Output a single figure: the number of lines in which the word "Carácter" appears.

## Material supplied
* * * * * * *
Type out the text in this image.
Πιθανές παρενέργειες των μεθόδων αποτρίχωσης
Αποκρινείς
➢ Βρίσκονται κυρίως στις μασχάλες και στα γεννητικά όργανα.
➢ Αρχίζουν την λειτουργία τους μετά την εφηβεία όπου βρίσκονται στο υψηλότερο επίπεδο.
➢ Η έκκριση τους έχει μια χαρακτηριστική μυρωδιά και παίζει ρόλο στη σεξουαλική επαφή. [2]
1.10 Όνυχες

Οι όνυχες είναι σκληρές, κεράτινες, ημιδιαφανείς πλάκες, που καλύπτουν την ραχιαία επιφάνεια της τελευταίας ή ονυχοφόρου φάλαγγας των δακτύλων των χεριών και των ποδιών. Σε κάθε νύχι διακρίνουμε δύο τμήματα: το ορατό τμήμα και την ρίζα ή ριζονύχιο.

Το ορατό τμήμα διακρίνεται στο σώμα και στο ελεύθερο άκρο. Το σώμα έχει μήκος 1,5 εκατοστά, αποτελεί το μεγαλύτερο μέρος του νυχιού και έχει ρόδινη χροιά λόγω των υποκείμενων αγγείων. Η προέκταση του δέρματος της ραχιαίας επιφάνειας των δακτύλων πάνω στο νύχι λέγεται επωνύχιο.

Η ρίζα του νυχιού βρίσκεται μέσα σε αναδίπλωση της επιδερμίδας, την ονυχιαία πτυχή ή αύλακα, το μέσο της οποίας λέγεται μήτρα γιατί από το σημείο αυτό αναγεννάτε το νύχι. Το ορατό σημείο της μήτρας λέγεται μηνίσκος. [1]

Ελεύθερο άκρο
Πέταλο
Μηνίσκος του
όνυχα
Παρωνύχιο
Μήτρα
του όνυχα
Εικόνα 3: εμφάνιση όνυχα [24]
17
* * * * * * *
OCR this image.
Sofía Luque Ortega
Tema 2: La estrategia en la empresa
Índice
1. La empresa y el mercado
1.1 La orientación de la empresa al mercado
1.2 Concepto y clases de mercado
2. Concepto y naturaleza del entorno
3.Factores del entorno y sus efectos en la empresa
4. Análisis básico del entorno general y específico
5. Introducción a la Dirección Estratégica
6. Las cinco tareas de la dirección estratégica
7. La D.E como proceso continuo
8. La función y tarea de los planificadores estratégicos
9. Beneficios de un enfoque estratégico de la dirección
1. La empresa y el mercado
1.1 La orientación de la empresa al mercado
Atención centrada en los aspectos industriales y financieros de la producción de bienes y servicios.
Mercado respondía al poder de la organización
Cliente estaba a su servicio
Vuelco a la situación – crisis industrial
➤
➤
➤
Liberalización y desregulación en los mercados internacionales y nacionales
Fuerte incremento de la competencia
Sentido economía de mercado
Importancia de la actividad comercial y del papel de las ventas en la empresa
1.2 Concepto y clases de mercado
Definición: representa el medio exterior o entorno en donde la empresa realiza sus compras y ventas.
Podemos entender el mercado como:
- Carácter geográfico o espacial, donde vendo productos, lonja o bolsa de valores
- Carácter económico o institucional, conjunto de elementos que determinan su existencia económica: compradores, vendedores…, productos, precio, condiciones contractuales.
* * * * * * *
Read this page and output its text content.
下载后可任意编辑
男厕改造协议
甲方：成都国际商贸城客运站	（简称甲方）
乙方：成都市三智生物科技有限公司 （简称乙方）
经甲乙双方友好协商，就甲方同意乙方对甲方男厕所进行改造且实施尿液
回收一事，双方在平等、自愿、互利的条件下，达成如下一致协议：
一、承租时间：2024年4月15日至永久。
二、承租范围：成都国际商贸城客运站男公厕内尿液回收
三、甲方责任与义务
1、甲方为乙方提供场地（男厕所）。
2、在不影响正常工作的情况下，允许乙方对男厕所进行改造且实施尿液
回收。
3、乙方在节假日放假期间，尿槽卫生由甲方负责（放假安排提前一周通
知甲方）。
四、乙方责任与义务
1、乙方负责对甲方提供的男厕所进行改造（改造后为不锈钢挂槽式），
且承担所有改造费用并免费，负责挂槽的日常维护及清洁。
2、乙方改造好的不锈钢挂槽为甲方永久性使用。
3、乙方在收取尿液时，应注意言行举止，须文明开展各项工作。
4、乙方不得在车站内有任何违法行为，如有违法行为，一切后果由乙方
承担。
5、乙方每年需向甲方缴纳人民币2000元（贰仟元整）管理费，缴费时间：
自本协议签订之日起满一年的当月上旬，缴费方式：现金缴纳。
* * * * * * *
## Task output
2